Problem: Print every record below exactly as written.

Supplied data:
^^^^^^^^^^^^^^^^
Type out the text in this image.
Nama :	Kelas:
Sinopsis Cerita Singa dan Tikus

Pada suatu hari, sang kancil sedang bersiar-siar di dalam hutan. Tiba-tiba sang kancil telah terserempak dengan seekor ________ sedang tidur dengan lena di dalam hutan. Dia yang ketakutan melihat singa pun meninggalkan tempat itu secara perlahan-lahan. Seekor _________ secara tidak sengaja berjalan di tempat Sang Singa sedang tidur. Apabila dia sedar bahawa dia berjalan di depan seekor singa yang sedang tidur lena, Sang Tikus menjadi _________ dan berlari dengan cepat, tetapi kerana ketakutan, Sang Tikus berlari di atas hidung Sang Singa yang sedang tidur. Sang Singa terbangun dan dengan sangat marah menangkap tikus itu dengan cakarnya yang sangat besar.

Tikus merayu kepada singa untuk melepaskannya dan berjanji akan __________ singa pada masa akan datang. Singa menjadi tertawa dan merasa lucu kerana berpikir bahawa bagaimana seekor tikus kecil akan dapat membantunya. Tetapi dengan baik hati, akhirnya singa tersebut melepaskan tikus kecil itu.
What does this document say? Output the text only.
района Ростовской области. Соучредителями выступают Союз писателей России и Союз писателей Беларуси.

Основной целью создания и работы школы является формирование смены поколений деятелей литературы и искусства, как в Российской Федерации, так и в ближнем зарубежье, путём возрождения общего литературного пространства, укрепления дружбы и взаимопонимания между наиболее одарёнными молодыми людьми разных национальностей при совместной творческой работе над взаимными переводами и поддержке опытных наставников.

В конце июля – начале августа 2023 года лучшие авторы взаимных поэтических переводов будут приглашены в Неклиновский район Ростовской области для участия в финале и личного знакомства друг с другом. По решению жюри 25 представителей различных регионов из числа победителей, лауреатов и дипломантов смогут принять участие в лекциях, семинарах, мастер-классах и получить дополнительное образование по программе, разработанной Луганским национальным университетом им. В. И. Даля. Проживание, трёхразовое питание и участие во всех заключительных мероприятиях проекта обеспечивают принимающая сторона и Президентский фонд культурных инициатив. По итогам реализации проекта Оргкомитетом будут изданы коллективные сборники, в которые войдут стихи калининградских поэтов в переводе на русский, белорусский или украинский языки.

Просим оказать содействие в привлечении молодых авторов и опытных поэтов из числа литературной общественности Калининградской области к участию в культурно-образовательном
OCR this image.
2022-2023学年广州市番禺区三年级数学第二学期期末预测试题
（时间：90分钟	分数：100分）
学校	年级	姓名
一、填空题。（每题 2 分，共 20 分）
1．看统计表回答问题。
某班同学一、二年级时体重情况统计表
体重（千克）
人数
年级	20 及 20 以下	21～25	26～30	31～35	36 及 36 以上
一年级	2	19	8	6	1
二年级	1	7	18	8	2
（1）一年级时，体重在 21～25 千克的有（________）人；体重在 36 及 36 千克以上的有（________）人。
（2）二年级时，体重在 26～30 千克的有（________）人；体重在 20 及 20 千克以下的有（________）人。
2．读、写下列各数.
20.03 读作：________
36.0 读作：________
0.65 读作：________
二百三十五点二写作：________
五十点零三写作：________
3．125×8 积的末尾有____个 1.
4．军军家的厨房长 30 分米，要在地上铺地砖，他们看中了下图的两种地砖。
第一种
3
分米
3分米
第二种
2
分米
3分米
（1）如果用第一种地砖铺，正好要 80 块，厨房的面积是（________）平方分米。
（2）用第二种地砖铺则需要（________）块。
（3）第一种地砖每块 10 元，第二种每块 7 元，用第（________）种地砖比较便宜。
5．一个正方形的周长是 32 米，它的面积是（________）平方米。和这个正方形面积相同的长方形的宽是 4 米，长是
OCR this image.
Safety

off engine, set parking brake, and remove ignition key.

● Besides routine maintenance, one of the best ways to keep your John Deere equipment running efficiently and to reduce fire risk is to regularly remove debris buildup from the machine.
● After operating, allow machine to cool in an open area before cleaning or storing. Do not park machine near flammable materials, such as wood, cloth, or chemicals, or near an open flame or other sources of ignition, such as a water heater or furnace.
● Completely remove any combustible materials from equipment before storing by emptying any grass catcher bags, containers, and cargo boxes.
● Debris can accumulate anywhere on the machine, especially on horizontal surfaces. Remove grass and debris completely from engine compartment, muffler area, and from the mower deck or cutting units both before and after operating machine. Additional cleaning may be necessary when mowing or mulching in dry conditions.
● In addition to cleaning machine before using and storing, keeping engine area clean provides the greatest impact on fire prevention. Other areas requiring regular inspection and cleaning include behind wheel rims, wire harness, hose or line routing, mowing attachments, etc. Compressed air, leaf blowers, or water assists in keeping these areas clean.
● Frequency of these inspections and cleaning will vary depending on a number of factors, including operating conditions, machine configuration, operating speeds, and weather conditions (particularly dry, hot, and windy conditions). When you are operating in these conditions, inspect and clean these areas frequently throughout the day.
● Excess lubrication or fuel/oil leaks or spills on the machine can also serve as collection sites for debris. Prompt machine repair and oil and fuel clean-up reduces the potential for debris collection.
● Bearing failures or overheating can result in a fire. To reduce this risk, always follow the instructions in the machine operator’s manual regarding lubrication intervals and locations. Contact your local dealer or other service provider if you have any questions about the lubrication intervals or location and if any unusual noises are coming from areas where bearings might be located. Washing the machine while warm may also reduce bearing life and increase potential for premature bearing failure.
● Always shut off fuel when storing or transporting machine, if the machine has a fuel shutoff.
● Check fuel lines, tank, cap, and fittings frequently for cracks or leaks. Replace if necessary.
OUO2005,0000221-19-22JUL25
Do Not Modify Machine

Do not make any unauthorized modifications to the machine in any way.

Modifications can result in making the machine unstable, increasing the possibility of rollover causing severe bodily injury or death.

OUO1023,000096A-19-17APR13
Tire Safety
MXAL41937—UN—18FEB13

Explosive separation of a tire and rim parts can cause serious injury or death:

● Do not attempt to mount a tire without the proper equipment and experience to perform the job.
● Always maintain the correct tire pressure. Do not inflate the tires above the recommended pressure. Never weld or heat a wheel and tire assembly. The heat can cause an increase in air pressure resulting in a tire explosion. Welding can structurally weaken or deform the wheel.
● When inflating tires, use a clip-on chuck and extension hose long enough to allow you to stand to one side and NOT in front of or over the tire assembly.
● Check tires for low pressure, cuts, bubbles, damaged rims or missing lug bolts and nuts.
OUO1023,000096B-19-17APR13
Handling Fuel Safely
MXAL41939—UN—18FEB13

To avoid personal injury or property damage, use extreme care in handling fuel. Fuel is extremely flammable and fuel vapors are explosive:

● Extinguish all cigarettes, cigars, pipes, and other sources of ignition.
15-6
^^^^^^^^^^^^^^^^
Expected answer:
Type out the text in this image.
Nama :	Kelas:
Sinopsis Cerita Singa dan Tikus

Pada suatu hari, sang kancil sedang bersiar-siar di dalam hutan. Tiba-tiba sang kancil telah terserempak dengan seekor ________ sedang tidur dengan lena di dalam hutan. Dia yang ketakutan melihat singa pun meninggalkan tempat itu secara perlahan-lahan. Seekor _________ secara tidak sengaja berjalan di tempat Sang Singa sedang tidur. Apabila dia sedar bahawa dia berjalan di depan seekor singa yang sedang tidur lena, Sang Tikus menjadi _________ dan berlari dengan cepat, tetapi kerana ketakutan, Sang Tikus berlari di atas hidung Sang Singa yang sedang tidur. Sang Singa terbangun dan dengan sangat marah menangkap tikus itu dengan cakarnya yang sangat besar.

Tikus merayu kepada singa untuk melepaskannya dan berjanji akan __________ singa pada masa akan datang. Singa menjadi tertawa dan merasa lucu kerana berpikir bahawa bagaimana seekor tikus kecil akan dapat membantunya. Tetapi dengan baik hati, akhirnya singa tersebut melepaskan tikus kecil itu.
What does this document say? Output the text only.
района Ростовской области. Соучредителями выступают Союз писателей России и Союз писателей Беларуси.

Основной целью создания и работы школы является формирование смены поколений деятелей литературы и искусства, как в Российской Федерации, так и в ближнем зарубежье, путём возрождения общего литературного пространства, укрепления дружбы и взаимопонимания между наиболее одарёнными молодыми людьми разных национальностей при совместной творческой работе над взаимными переводами и поддержке опытных наставников.

В конце июля – начале августа 2023 года лучшие авторы взаимных поэтических переводов будут приглашены в Неклиновский район Ростовской области для участия в финале и личного знакомства друг с другом. По решению жюри 25 представителей различных регионов из числа победителей, лауреатов и дипломантов смогут принять участие в лекциях, семинарах, мастер-классах и получить дополнительное образование по программе, разработанной Луганским национальным университетом им. В. И. Даля. Проживание, трёхразовое питание и участие во всех заключительных мероприятиях проекта обеспечивают принимающая сторона и Президентский фонд культурных инициатив. По итогам реализации проекта Оргкомитетом будут изданы коллективные сборники, в которые войдут стихи калининградских поэтов в переводе на русский, белорусский или украинский языки.

Просим оказать содействие в привлечении молодых авторов и опытных поэтов из числа литературной общественности Калининградской области к участию в культурно-образовательном
OCR this image.
2022-2023学年广州市番禺区三年级数学第二学期期末预测试题
（时间：90分钟	分数：100分）
学校	年级	姓名
一、填空题。（每题 2 分，共 20 分）
1．看统计表回答问题。
某班同学一、二年级时体重情况统计表
体重（千克）
人数
年级	20 及 20 以下	21～25	26～30	31～35	36 及 36 以上
一年级	2	19	8	6	1
二年级	1	7	18	8	2
（1）一年级时，体重在 21～25 千克的有（________）人；体重在 36 及 36 千克以上的有（________）人。
（2）二年级时，体重在 26～30 千克的有（________）人；体重在 20 及 20 千克以下的有（________）人。
2．读、写下列各数.
20.03 读作：________
36.0 读作：________
0.65 读作：________
二百三十五点二写作：________
五十点零三写作：________
3．125×8 积的末尾有____个 1.
4．军军家的厨房长 30 分米，要在地上铺地砖，他们看中了下图的两种地砖。
第一种
3
分米
3分米
第二种
2
分米
3分米
（1）如果用第一种地砖铺，正好要 80 块，厨房的面积是（________）平方分米。
（2）用第二种地砖铺则需要（________）块。
（3）第一种地砖每块 10 元，第二种每块 7 元，用第（________）种地砖比较便宜。
5．一个正方形的周长是 32 米，它的面积是（________）平方米。和这个正方形面积相同的长方形的宽是 4 米，长是
OCR this image.
Safety

off engine, set parking brake, and remove ignition key.

● Besides routine maintenance, one of the best ways to keep your John Deere equipment running efficiently and to reduce fire risk is to regularly remove debris buildup from the machine.
● After operating, allow machine to cool in an open area before cleaning or storing. Do not park machine near flammable materials, such as wood, cloth, or chemicals, or near an open flame or other sources of ignition, such as a water heater or furnace.
● Completely remove any combustible materials from equipment before storing by emptying any grass catcher bags, containers, and cargo boxes.
● Debris can accumulate anywhere on the machine, especially on horizontal surfaces. Remove grass and debris completely from engine compartment, muffler area, and from the mower deck or cutting units both before and after operating machine. Additional cleaning may be necessary when mowing or mulching in dry conditions.
● In addition to cleaning machine before using and storing, keeping engine area clean provides the greatest impact on fire prevention. Other areas requiring regular inspection and cleaning include behind wheel rims, wire harness, hose or line routing, mowing attachments, etc. Compressed air, leaf blowers, or water assists in keeping these areas clean.
● Frequency of these inspections and cleaning will vary depending on a number of factors, including operating conditions, machine configuration, operating speeds, and weather conditions (particularly dry, hot, and windy conditions). When you are operating in these conditions, inspect and clean these areas frequently throughout the day.
● Excess lubrication or fuel/oil leaks or spills on the machine can also serve as collection sites for debris. Prompt machine repair and oil and fuel clean-up reduces the potential for debris collection.
● Bearing failures or overheating can result in a fire. To reduce this risk, always follow the instructions in the machine operator’s manual regarding lubrication intervals and locations. Contact your local dealer or other service provider if you have any questions about the lubrication intervals or location and if any unusual noises are coming from areas where bearings might be located. Washing the machine while warm may also reduce bearing life and increase potential for premature bearing failure.
● Always shut off fuel when storing or transporting machine, if the machine has a fuel shutoff.
● Check fuel lines, tank, cap, and fittings frequently for cracks or leaks. Replace if necessary.
OUO2005,0000221-19-22JUL25
Do Not Modify Machine

Do not make any unauthorized modifications to the machine in any way.

Modifications can result in making the machine unstable, increasing the possibility of rollover causing severe bodily injury or death.

OUO1023,000096A-19-17APR13
Tire Safety
MXAL41937—UN—18FEB13

Explosive separation of a tire and rim parts can cause serious injury or death:

● Do not attempt to mount a tire without the proper equipment and experience to perform the job.
● Always maintain the correct tire pressure. Do not inflate the tires above the recommended pressure. Never weld or heat a wheel and tire assembly. The heat can cause an increase in air pressure resulting in a tire explosion. Welding can structurally weaken or deform the wheel.
● When inflating tires, use a clip-on chuck and extension hose long enough to allow you to stand to one side and NOT in front of or over the tire assembly.
● Check tires for low pressure, cuts, bubbles, damaged rims or missing lug bolts and nuts.
OUO1023,000096B-19-17APR13
Handling Fuel Safely
MXAL41939—UN—18FEB13

To avoid personal injury or property damage, use extreme care in handling fuel. Fuel is extremely flammable and fuel vapors are explosive:

● Extinguish all cigarettes, cigars, pipes, and other sources of ignition.
15-6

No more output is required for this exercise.